= Christina Gorman =

American playwright

Christina Gorman is an American playwright, whose work has been produced around the country.

== Early life ==
Christina Gorman grew up in Colt's Neck, New Jersey. While she loved theatre from a young age, she did not begin actively creating theatre until college, when she began stage managing. After college she interned for a year at Juilliard as a stage manager and did professional stage management work. She then began working in advertising, but realized she missed theatre and began to write.

== Career ==
Gorman has had her plays developed at a number of major theatres and play development centers. Her play Fidelis was developed at the Public Theater in February 2015. In February 2017, Roan @ the Gates was developed and given workshop performances at the Alley Theatre as part of their Alley All New festival. Her work has also been developed and/or produced at Ensemble Studio Theatre, Geva Theatre Center, Westport County Playhouse, Lark Play Development Center, Stella Adler Studios, and the New York International Fringe Festival, among others.

Requirements>
**a.** In the profile of playwright Christina Gorman, where did she grow up?
**b.** Extend the profile of playwright Christina Gorman, picking up after its final sentence.

[Extracted data entries]
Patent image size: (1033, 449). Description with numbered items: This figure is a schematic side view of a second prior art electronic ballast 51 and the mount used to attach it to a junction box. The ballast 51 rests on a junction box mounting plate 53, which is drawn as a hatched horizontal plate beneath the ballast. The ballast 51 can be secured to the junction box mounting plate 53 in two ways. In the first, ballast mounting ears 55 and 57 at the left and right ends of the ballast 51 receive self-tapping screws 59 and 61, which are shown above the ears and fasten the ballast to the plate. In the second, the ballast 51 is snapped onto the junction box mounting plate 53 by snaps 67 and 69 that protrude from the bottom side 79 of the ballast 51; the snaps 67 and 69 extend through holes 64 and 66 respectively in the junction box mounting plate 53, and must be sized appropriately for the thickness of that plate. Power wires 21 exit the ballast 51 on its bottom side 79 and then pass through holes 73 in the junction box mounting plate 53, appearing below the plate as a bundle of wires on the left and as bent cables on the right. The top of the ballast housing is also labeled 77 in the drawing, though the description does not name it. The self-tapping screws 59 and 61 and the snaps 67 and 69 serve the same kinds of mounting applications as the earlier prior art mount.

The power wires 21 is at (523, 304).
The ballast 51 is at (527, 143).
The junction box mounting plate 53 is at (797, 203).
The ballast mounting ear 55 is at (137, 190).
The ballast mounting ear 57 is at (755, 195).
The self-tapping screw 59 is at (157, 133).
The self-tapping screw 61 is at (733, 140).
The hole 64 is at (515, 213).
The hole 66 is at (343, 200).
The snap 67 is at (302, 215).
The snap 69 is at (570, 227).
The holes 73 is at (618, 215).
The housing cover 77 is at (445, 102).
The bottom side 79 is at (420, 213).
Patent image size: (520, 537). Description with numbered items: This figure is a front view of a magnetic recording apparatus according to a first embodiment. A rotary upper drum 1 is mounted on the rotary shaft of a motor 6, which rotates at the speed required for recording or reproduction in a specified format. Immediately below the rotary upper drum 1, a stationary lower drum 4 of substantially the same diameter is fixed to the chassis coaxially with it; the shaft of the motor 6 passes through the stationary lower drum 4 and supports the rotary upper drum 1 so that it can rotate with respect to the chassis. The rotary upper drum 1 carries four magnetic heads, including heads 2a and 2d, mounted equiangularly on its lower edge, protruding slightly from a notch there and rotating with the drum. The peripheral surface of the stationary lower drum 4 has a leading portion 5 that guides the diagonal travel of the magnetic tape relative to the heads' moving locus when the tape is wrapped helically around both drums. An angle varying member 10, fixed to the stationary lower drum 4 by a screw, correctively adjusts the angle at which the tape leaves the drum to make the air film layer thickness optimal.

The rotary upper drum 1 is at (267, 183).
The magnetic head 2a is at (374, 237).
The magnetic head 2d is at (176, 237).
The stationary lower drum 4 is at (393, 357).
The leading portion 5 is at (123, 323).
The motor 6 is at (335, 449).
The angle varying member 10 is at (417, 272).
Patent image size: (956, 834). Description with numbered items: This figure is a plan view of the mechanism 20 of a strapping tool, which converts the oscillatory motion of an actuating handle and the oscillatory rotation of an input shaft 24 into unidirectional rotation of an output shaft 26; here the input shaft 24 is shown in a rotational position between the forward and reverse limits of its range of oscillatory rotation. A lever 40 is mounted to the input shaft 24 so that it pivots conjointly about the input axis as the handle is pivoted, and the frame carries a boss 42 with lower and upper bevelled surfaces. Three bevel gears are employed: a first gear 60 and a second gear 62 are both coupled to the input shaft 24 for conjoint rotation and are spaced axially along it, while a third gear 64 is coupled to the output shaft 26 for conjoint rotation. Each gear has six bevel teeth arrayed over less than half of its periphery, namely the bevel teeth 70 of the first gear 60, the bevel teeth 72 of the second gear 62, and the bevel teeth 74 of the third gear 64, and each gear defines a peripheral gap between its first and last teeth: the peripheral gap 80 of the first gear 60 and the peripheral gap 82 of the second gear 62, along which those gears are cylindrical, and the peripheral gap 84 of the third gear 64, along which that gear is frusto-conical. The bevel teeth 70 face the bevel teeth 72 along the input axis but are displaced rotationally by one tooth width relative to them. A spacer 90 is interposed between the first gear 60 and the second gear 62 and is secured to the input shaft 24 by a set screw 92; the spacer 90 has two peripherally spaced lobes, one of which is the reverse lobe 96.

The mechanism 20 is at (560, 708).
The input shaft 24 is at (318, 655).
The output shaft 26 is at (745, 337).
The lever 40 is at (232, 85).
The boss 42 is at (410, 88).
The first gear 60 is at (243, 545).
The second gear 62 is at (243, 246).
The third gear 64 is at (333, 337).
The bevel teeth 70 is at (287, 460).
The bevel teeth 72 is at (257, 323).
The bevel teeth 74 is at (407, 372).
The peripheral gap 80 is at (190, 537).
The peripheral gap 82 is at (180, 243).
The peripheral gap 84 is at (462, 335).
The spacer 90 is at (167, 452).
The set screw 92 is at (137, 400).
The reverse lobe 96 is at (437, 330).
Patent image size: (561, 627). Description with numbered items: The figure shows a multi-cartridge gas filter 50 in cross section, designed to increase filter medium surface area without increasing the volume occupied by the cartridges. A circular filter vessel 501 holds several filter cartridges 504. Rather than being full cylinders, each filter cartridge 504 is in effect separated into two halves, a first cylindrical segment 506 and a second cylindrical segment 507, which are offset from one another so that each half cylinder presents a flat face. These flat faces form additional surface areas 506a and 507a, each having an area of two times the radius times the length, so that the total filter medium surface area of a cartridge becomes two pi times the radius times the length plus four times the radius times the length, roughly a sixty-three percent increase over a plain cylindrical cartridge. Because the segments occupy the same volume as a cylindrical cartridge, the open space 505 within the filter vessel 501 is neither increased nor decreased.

Task responses>
**a.** Colt's Neck, New Jersey.

**b.**
From 2006 to 2008, Gorman was a member of the Women's Project Playwright Lab. She was then named an inaugural member of the Public Theater's Emerging Writers Group. She has also been a 2013 Playwright Fellow at the New York Foundation for the Arts, the 2010-2011 Harold Clurman Playwright-in-Residence at Stella Adler Studios, and an Ensemble Studio Theatre New Voices Fellow, through which she developed Split Wide Open. She is an Artistic Associate at American Blues Theater.

== Awards ==
Gorman has been the recipient of several awards throughout her career. She was won American Blues Theater's Blue Ink Playwriting Award in 2012 for her play American Myth, the Theatre Communications Group's 2013 Edgerton Foundation New American Play Award (also for American Myth), Samuel French's Short Play Festival Award in 2009 for Just Knots, and the New York International Fringe Festival Award for Overall Excellence in Playwriting. She was also a runner-up for the Princess Grace Award.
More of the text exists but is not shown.